◆ Given problem
Write the records out again, precisely as they stand.

-------- Dataset --------

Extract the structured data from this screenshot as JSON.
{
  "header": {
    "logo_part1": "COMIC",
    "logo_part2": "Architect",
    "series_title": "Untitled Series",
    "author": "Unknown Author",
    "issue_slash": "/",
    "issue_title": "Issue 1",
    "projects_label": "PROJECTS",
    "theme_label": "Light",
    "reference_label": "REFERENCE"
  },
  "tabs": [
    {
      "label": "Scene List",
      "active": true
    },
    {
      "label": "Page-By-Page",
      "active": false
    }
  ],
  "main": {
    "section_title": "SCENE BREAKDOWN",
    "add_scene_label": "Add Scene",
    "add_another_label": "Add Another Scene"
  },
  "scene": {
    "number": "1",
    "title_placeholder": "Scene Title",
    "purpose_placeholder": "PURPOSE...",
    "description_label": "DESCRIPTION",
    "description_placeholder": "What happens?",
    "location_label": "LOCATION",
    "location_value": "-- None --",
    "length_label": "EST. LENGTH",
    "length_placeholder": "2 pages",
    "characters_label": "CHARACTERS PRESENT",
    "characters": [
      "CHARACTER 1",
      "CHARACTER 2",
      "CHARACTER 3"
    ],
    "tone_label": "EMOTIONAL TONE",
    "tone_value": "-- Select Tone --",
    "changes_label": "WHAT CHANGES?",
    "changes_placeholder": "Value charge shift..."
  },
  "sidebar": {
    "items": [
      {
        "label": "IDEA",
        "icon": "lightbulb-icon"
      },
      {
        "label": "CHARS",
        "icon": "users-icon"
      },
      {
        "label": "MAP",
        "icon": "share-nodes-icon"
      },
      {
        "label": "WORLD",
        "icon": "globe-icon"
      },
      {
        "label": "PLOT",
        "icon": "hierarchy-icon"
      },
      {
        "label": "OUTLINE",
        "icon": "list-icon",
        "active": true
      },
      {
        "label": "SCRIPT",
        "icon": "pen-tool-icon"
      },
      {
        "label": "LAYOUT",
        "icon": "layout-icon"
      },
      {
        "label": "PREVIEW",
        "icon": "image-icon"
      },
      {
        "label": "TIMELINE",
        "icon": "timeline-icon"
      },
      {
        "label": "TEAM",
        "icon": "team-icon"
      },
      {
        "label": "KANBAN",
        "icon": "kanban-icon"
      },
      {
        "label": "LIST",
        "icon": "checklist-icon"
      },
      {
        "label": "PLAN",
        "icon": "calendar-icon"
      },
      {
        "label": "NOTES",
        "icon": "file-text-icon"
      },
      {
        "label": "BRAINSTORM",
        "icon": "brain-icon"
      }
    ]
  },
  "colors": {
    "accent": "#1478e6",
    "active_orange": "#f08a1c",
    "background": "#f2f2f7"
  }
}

--------

◆ Exercise solution
Extract the structured data from this screenshot as JSON.
{
  "header": {
    "logo_part1": "COMIC",
    "logo_part2": "Architect",
    "series_title": "Untitled Series",
    "author": "Unknown Author",
    "issue_slash": "/",
    "issue_title": "Issue 1",
    "projects_label": "PROJECTS",
    "theme_label": "Light",
    "reference_label": "REFERENCE"
  },
  "tabs": [
    {
      "label": "Scene List",
      "active": true
    },
    {
      "label": "Page-By-Page",
      "active": false
    }
  ],
  "main": {
    "section_title": "SCENE BREAKDOWN",
    "add_scene_label": "Add Scene",
    "add_another_label": "Add Another Scene"
  },
  "scene": {
    "number": "1",
    "title_placeholder": "Scene Title",
    "purpose_placeholder": "PURPOSE...",
    "description_label": "DESCRIPTION",
    "description_placeholder": "What happens?",
    "location_label": "LOCATION",
    "location_value": "-- None --",
    "length_label": "EST. LENGTH",
    "length_placeholder": "2 pages",
    "characters_label": "CHARACTERS PRESENT",
    "characters": [
      "CHARACTER 1",
      "CHARACTER 2",
      "CHARACTER 3"
    ],
    "tone_label": "EMOTIONAL TONE",
    "tone_value": "-- Select Tone --",
    "changes_label": "WHAT CHANGES?",
    "changes_placeholder": "Value charge shift..."
  },
  "sidebar": {
    "items": [
      {
        "label": "IDEA",
        "icon": "lightbulb-icon"
      },
      {
        "label": "CHARS",
        "icon": "users-icon"
      },
      {
        "label": "MAP",
        "icon": "share-nodes-icon"
      },
      {
        "label": "WORLD",
        "icon": "globe-icon"
      },
      {
        "label": "PLOT",
        "icon": "hierarchy-icon"
      },
      {
        "label": "OUTLINE",
        "icon": "list-icon",
        "active": true
      },
      {
        "label": "SCRIPT",
        "icon": "pen-tool-icon"
      },
      {
        "label": "LAYOUT",
        "icon": "layout-icon"
      },
      {
        "label": "PREVIEW",
        "icon": "image-icon"
      },
      {
        "label": "TIMELINE",
        "icon": "timeline-icon"
      },
      {
        "label": "TEAM",
        "icon": "team-icon"
      },
      {
        "label": "KANBAN",
        "icon": "kanban-icon"
      },
      {
        "label": "LIST",
        "icon": "checklist-icon"
      },
      {
        "label": "PLAN",
        "icon": "calendar-icon"
      },
      {
        "label": "NOTES",
        "icon": "file-text-icon"
      },
      {
        "label": "BRAINSTORM",
        "icon": "brain-icon"
      }
    ]
  },
  "colors": {
    "accent": "#1478e6",
    "active_orange": "#f08a1c",
    "background": "#f2f2f7"
  }
}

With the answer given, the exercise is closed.